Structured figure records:
####
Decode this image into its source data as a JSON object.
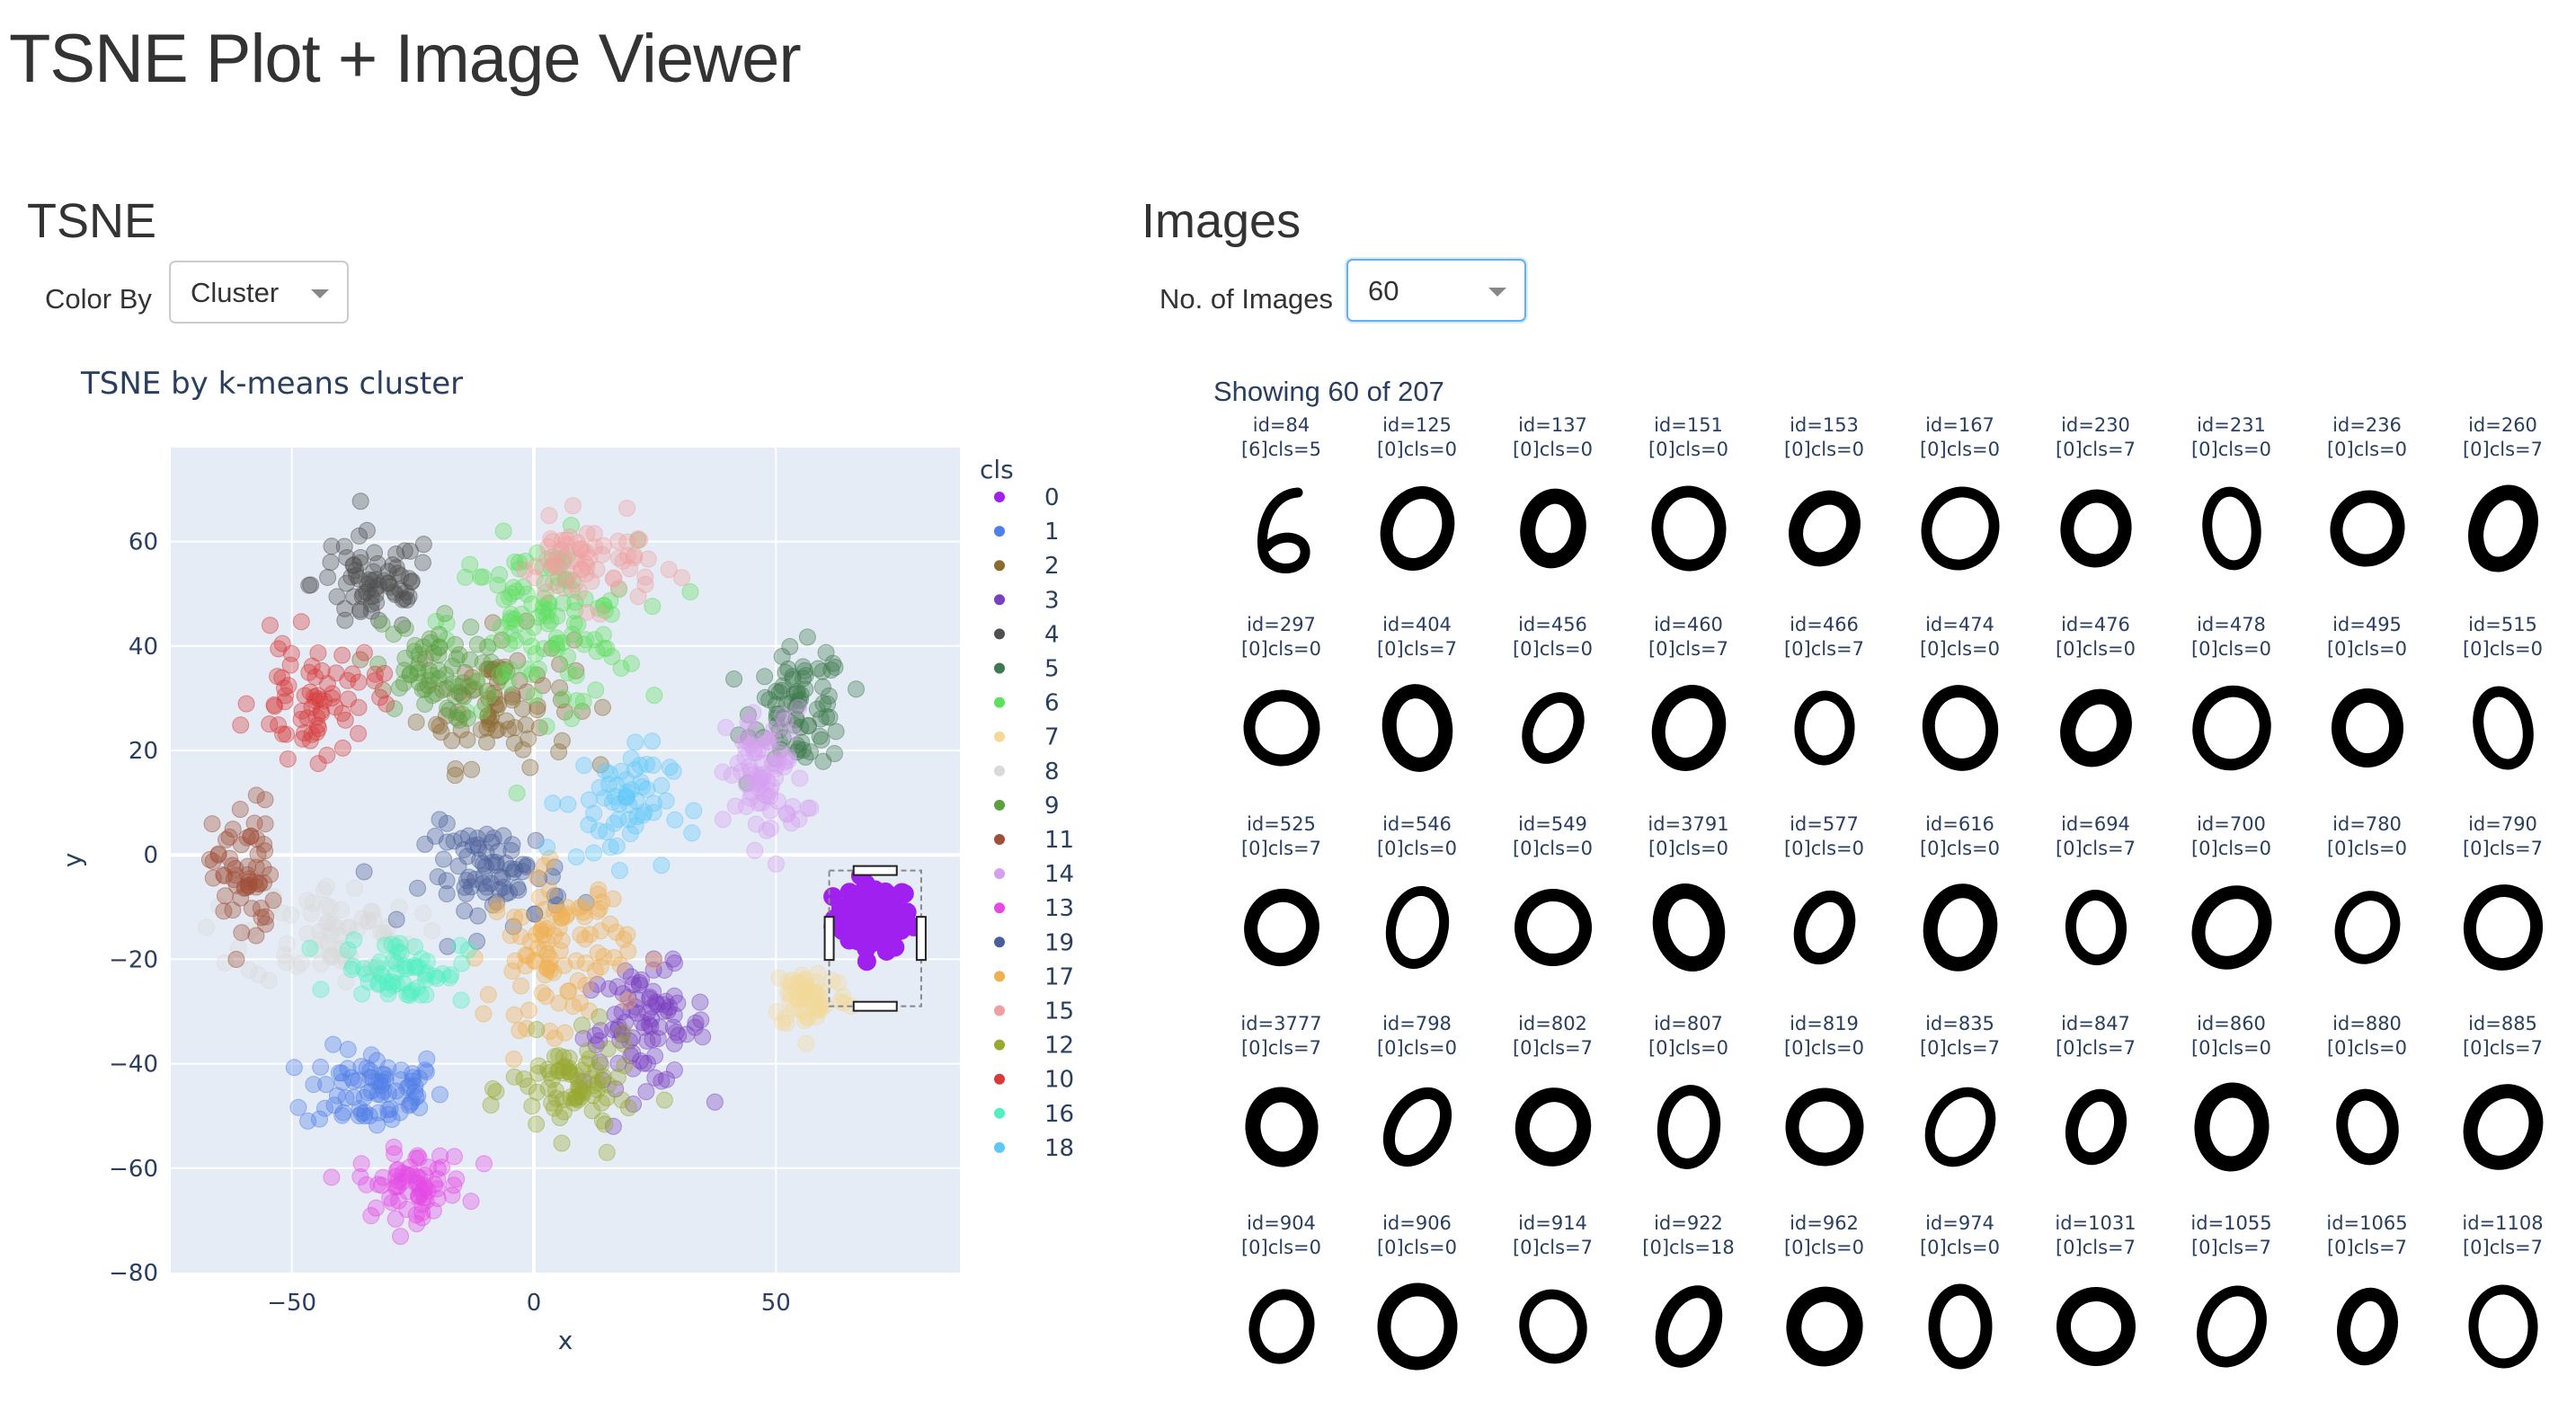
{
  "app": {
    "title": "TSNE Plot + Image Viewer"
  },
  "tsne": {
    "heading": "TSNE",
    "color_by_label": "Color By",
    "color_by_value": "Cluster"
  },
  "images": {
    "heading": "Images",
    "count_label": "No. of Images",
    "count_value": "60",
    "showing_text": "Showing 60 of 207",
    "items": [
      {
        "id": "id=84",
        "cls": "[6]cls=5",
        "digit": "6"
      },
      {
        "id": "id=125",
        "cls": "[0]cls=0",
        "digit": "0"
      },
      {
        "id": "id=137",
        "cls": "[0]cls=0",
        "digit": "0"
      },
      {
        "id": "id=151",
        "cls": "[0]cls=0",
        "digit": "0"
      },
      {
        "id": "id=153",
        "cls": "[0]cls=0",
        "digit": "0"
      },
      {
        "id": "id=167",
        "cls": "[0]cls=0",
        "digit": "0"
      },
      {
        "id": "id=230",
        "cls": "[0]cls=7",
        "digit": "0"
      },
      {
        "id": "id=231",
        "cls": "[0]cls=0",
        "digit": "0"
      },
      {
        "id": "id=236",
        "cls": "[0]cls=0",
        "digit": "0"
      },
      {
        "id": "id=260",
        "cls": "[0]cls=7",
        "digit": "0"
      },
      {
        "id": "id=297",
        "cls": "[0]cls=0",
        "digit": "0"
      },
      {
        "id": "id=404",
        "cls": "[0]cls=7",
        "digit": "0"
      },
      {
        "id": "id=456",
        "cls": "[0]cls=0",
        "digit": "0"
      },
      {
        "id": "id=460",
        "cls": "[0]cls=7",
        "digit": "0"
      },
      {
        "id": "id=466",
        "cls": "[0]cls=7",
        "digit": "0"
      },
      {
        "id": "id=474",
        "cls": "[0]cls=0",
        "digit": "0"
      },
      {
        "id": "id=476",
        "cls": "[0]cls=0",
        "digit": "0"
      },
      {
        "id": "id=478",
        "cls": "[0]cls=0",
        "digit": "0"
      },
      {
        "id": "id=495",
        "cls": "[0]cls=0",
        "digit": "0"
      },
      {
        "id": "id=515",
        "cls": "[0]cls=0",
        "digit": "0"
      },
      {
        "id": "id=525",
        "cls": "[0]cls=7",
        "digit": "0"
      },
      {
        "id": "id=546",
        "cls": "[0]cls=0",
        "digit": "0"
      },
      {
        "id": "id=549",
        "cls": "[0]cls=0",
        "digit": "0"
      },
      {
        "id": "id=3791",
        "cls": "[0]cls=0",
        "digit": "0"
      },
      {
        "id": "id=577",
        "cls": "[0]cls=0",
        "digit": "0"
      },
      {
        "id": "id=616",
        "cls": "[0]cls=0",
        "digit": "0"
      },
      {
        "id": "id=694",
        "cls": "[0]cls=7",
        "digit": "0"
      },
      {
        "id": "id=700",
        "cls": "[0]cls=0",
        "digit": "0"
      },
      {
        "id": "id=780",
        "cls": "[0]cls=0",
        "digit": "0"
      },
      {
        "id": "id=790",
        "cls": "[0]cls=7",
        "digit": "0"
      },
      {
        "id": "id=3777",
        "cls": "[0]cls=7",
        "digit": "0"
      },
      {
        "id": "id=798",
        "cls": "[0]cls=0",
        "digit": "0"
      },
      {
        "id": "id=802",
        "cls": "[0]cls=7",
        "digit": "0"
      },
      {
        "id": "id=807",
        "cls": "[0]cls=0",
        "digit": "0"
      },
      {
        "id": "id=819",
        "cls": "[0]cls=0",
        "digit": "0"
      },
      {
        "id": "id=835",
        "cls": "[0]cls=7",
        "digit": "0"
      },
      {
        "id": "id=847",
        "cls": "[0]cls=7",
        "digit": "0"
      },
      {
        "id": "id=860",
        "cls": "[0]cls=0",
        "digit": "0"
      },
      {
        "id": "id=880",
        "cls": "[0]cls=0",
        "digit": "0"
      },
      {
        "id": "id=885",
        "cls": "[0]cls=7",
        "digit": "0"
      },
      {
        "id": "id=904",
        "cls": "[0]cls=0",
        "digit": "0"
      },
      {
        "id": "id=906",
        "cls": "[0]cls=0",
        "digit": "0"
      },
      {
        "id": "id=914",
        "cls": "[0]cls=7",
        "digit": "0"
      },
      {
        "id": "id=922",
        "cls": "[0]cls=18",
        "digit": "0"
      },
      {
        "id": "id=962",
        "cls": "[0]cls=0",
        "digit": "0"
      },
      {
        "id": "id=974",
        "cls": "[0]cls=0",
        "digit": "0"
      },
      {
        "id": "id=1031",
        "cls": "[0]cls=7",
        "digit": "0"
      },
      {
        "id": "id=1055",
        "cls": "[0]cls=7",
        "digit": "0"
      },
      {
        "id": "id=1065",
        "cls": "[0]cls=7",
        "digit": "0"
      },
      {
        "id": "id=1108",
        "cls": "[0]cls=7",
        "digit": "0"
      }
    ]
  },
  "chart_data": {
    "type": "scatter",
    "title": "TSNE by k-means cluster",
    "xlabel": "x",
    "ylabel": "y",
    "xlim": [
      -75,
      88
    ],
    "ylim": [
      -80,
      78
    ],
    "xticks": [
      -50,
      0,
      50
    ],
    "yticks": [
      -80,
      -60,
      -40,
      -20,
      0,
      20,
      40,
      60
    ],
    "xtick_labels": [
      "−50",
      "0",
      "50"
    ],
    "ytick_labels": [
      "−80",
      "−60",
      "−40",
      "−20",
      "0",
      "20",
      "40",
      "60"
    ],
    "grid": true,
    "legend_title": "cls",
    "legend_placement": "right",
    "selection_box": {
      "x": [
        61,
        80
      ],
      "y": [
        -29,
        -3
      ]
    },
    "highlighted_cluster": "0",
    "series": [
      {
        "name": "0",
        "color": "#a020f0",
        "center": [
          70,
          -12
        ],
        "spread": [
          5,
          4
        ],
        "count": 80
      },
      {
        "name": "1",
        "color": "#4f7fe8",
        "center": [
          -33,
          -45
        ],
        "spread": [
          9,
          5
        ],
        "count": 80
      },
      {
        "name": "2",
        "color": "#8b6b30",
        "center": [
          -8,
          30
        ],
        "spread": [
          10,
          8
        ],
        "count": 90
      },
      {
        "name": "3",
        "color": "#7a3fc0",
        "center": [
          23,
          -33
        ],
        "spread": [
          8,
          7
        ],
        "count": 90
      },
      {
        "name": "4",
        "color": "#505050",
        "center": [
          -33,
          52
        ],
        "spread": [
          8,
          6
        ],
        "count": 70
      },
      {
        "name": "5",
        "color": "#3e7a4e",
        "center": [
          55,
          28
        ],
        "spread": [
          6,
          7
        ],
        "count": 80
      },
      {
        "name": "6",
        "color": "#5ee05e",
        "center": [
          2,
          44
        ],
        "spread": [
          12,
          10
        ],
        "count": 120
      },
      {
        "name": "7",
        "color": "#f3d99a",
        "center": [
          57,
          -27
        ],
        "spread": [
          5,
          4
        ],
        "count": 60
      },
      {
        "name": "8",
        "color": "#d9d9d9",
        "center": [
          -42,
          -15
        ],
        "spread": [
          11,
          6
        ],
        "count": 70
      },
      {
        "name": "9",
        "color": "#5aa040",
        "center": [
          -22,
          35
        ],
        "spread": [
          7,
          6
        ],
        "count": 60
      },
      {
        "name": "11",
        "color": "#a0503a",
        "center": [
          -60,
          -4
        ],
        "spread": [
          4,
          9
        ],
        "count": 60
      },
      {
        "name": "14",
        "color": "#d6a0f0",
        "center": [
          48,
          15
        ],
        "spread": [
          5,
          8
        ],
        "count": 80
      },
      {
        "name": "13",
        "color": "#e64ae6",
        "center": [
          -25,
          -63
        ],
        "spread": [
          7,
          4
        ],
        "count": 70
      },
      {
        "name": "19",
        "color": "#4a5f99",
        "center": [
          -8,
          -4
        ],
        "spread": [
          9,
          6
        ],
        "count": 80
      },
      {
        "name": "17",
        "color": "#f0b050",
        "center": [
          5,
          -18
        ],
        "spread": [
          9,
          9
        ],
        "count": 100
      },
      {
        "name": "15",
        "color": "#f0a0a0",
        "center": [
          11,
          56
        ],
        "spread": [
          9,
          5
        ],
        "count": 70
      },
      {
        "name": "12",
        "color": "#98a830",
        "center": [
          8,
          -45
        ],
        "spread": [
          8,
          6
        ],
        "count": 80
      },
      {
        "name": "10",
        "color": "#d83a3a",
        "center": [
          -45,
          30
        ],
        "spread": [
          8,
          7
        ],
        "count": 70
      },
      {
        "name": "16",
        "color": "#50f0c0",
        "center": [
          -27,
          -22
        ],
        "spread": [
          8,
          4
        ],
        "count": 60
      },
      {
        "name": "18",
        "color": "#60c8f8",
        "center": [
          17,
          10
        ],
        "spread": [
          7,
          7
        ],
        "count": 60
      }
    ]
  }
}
####
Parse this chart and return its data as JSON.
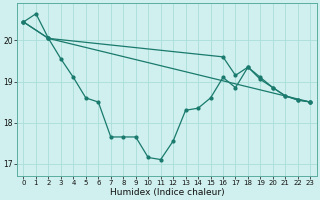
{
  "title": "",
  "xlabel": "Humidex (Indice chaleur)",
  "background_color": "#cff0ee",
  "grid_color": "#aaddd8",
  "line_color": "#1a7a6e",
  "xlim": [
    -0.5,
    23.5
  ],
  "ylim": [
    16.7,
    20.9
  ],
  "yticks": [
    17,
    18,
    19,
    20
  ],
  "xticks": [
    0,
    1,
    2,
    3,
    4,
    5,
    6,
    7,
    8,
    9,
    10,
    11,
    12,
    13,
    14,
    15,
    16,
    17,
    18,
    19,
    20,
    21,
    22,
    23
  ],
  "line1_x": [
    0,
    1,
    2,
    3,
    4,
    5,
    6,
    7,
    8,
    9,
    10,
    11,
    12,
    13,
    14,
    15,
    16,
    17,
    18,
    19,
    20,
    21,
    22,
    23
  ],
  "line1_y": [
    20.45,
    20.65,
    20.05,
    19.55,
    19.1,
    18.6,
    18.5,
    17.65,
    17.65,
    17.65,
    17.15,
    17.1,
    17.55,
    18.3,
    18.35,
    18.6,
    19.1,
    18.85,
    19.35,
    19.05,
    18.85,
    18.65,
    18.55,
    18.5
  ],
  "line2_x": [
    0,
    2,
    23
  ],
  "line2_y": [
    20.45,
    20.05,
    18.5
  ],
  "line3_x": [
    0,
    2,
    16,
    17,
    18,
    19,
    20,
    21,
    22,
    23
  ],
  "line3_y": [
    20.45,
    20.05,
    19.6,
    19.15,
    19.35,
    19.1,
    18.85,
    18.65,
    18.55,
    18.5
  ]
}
####
Set exercise –
Identify each line containing the string "JSON" and copy it out.

Solution to this exercise –
Decode this image into its source data as a JSON object.
Parse this chart and return its data as JSON.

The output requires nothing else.